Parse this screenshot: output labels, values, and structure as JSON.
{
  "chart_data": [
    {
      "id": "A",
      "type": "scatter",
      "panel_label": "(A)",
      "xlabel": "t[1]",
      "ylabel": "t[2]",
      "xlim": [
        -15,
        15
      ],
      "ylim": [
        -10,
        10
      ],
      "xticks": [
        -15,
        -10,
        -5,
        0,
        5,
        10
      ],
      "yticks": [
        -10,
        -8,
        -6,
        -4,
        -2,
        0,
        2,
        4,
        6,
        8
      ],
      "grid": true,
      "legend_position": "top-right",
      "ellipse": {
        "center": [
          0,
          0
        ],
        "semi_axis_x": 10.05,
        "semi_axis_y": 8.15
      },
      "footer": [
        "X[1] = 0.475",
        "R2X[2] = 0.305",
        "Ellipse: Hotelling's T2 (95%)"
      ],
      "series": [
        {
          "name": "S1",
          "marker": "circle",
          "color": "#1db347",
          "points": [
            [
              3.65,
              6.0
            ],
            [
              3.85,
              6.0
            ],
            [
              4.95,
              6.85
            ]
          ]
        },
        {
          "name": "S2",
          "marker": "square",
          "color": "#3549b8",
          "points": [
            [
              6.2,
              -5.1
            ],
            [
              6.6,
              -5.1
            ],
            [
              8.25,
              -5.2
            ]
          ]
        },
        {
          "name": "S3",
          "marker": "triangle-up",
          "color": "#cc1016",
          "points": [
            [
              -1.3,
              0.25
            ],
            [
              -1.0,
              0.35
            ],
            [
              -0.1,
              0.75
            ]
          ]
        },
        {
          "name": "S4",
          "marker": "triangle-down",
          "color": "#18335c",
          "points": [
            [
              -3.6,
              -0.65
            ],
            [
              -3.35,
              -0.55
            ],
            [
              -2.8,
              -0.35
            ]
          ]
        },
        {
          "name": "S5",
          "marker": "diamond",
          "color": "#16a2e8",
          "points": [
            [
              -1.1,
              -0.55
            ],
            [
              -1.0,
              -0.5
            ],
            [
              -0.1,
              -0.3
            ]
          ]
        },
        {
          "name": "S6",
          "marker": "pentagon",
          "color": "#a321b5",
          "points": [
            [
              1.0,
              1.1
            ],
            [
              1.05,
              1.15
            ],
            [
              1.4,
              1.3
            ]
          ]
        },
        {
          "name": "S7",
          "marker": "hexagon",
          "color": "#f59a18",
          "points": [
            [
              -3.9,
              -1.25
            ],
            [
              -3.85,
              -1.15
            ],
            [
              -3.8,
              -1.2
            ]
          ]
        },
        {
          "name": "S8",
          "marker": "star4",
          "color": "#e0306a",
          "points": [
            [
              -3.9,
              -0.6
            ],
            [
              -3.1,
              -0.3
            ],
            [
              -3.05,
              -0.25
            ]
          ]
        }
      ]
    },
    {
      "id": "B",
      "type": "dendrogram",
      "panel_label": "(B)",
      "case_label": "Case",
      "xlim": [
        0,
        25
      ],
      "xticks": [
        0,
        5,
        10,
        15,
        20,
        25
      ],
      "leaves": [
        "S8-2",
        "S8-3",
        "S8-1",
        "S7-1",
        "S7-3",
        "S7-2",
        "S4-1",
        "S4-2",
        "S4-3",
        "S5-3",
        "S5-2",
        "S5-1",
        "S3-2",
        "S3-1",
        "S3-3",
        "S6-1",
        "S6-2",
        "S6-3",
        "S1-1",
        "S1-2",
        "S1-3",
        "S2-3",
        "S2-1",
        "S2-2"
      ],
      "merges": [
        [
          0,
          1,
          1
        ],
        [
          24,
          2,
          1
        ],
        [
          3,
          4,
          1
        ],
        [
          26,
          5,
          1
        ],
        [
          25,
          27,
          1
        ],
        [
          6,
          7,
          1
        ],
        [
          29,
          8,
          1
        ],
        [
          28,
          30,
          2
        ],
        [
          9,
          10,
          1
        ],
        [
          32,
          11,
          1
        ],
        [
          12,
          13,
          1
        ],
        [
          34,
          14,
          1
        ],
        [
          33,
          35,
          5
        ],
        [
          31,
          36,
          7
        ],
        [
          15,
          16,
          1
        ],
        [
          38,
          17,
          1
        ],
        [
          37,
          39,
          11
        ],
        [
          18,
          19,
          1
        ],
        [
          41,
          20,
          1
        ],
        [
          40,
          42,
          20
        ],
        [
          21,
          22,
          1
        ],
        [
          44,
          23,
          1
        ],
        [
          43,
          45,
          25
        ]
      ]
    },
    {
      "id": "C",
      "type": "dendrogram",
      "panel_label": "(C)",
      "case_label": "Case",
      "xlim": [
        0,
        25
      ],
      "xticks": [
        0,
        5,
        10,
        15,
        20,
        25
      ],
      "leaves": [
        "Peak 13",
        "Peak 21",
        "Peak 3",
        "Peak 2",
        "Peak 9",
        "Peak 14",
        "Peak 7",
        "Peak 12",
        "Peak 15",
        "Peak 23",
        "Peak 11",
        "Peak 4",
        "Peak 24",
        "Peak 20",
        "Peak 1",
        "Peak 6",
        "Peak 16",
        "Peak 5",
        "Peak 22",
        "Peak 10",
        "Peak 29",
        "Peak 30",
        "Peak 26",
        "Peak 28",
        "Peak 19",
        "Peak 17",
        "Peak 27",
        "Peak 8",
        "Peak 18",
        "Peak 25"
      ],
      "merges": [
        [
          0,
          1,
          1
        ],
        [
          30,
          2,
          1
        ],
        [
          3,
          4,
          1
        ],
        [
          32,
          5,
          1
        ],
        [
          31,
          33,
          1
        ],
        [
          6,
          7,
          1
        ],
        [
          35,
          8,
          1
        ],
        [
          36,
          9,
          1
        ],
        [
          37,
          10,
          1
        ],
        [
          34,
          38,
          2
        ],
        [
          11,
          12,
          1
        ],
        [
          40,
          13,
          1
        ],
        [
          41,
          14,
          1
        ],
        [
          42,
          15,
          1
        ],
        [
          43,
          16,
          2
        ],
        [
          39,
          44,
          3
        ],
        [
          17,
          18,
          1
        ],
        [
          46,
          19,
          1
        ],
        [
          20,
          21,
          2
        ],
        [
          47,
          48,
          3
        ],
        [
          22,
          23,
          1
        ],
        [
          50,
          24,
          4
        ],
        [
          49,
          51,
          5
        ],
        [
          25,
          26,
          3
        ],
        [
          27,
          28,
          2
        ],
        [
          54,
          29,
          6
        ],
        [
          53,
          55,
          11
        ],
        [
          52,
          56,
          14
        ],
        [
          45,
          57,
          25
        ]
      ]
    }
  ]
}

========================

Stated problem
From the records above, extract everything verbatim.

Exercise result
Parse this screenshot: output labels, values, and structure as JSON.
{
  "chart_data": [
    {
      "id": "A",
      "type": "scatter",
      "panel_label": "(A)",
      "xlabel": "t[1]",
      "ylabel": "t[2]",
      "xlim": [
        -15,
        15
      ],
      "ylim": [
        -10,
        10
      ],
      "xticks": [
        -15,
        -10,
        -5,
        0,
        5,
        10
      ],
      "yticks": [
        -10,
        -8,
        -6,
        -4,
        -2,
        0,
        2,
        4,
        6,
        8
      ],
      "grid": true,
      "legend_position": "top-right",
      "ellipse": {
        "center": [
          0,
          0
        ],
        "semi_axis_x": 10.05,
        "semi_axis_y": 8.15
      },
      "footer": [
        "X[1] = 0.475",
        "R2X[2] = 0.305",
        "Ellipse: Hotelling's T2 (95%)"
      ],
      "series": [
        {
          "name": "S1",
          "marker": "circle",
          "color": "#1db347",
          "points": [
            [
              3.65,
              6.0
            ],
            [
              3.85,
              6.0
            ],
            [
              4.95,
              6.85
            ]
          ]
        },
        {
          "name": "S2",
          "marker": "square",
          "color": "#3549b8",
          "points": [
            [
              6.2,
              -5.1
            ],
            [
              6.6,
              -5.1
            ],
            [
              8.25,
              -5.2
            ]
          ]
        },
        {
          "name": "S3",
          "marker": "triangle-up",
          "color": "#cc1016",
          "points": [
            [
              -1.3,
              0.25
            ],
            [
              -1.0,
              0.35
            ],
            [
              -0.1,
              0.75
            ]
          ]
        },
        {
          "name": "S4",
          "marker": "triangle-down",
          "color": "#18335c",
          "points": [
            [
              -3.6,
              -0.65
            ],
            [
              -3.35,
              -0.55
            ],
            [
              -2.8,
              -0.35
            ]
          ]
        },
        {
          "name": "S5",
          "marker": "diamond",
          "color": "#16a2e8",
          "points": [
            [
              -1.1,
              -0.55
            ],
            [
              -1.0,
              -0.5
            ],
            [
              -0.1,
              -0.3
            ]
          ]
        },
        {
          "name": "S6",
          "marker": "pentagon",
          "color": "#a321b5",
          "points": [
            [
              1.0,
              1.1
            ],
            [
              1.05,
              1.15
            ],
            [
              1.4,
              1.3
            ]
          ]
        },
        {
          "name": "S7",
          "marker": "hexagon",
          "color": "#f59a18",
          "points": [
            [
              -3.9,
              -1.25
            ],
            [
              -3.85,
              -1.15
            ],
            [
              -3.8,
              -1.2
            ]
          ]
        },
        {
          "name": "S8",
          "marker": "star4",
          "color": "#e0306a",
          "points": [
            [
              -3.9,
              -0.6
            ],
            [
              -3.1,
              -0.3
            ],
            [
              -3.05,
              -0.25
            ]
          ]
        }
      ]
    },
    {
      "id": "B",
      "type": "dendrogram",
      "panel_label": "(B)",
      "case_label": "Case",
      "xlim": [
        0,
        25
      ],
      "xticks": [
        0,
        5,
        10,
        15,
        20,
        25
      ],
      "leaves": [
        "S8-2",
        "S8-3",
        "S8-1",
        "S7-1",
        "S7-3",
        "S7-2",
        "S4-1",
        "S4-2",
        "S4-3",
        "S5-3",
        "S5-2",
        "S5-1",
        "S3-2",
        "S3-1",
        "S3-3",
        "S6-1",
        "S6-2",
        "S6-3",
        "S1-1",
        "S1-2",
        "S1-3",
        "S2-3",
        "S2-1",
        "S2-2"
      ],
      "merges": [
        [
          0,
          1,
          1
        ],
        [
          24,
          2,
          1
        ],
        [
          3,
          4,
          1
        ],
        [
          26,
          5,
          1
        ],
        [
          25,
          27,
          1
        ],
        [
          6,
          7,
          1
        ],
        [
          29,
          8,
          1
        ],
        [
          28,
          30,
          2
        ],
        [
          9,
          10,
          1
        ],
        [
          32,
          11,
          1
        ],
        [
          12,
          13,
          1
        ],
        [
          34,
          14,
          1
        ],
        [
          33,
          35,
          5
        ],
        [
          31,
          36,
          7
        ],
        [
          15,
          16,
          1
        ],
        [
          38,
          17,
          1
        ],
        [
          37,
          39,
          11
        ],
        [
          18,
          19,
          1
        ],
        [
          41,
          20,
          1
        ],
        [
          40,
          42,
          20
        ],
        [
          21,
          22,
          1
        ],
        [
          44,
          23,
          1
        ],
        [
          43,
          45,
          25
        ]
      ]
    },
    {
      "id": "C",
      "type": "dendrogram",
      "panel_label": "(C)",
      "case_label": "Case",
      "xlim": [
        0,
        25
      ],
      "xticks": [
        0,
        5,
        10,
        15,
        20,
        25
      ],
      "leaves": [
        "Peak 13",
        "Peak 21",
        "Peak 3",
        "Peak 2",
        "Peak 9",
        "Peak 14",
        "Peak 7",
        "Peak 12",
        "Peak 15",
        "Peak 23",
        "Peak 11",
        "Peak 4",
        "Peak 24",
        "Peak 20",
        "Peak 1",
        "Peak 6",
        "Peak 16",
        "Peak 5",
        "Peak 22",
        "Peak 10",
        "Peak 29",
        "Peak 30",
        "Peak 26",
        "Peak 28",
        "Peak 19",
        "Peak 17",
        "Peak 27",
        "Peak 8",
        "Peak 18",
        "Peak 25"
      ],
      "merges": [
        [
          0,
          1,
          1
        ],
        [
          30,
          2,
          1
        ],
        [
          3,
          4,
          1
        ],
        [
          32,
          5,
          1
        ],
        [
          31,
          33,
          1
        ],
        [
          6,
          7,
          1
        ],
        [
          35,
          8,
          1
        ],
        [
          36,
          9,
          1
        ],
        [
          37,
          10,
          1
        ],
        [
          34,
          38,
          2
        ],
        [
          11,
          12,
          1
        ],
        [
          40,
          13,
          1
        ],
        [
          41,
          14,
          1
        ],
        [
          42,
          15,
          1
        ],
        [
          43,
          16,
          2
        ],
        [
          39,
          44,
          3
        ],
        [
          17,
          18,
          1
        ],
        [
          46,
          19,
          1
        ],
        [
          20,
          21,
          2
        ],
        [
          47,
          48,
          3
        ],
        [
          22,
          23,
          1
        ],
        [
          50,
          24,
          4
        ],
        [
          49,
          51,
          5
        ],
        [
          25,
          26,
          3
        ],
        [
          27,
          28,
          2
        ],
        [
          54,
          29,
          6
        ],
        [
          53,
          55,
          11
        ],
        [
          52,
          56,
          14
        ],
        [
          45,
          57,
          25
        ]
      ]
    }
  ]
}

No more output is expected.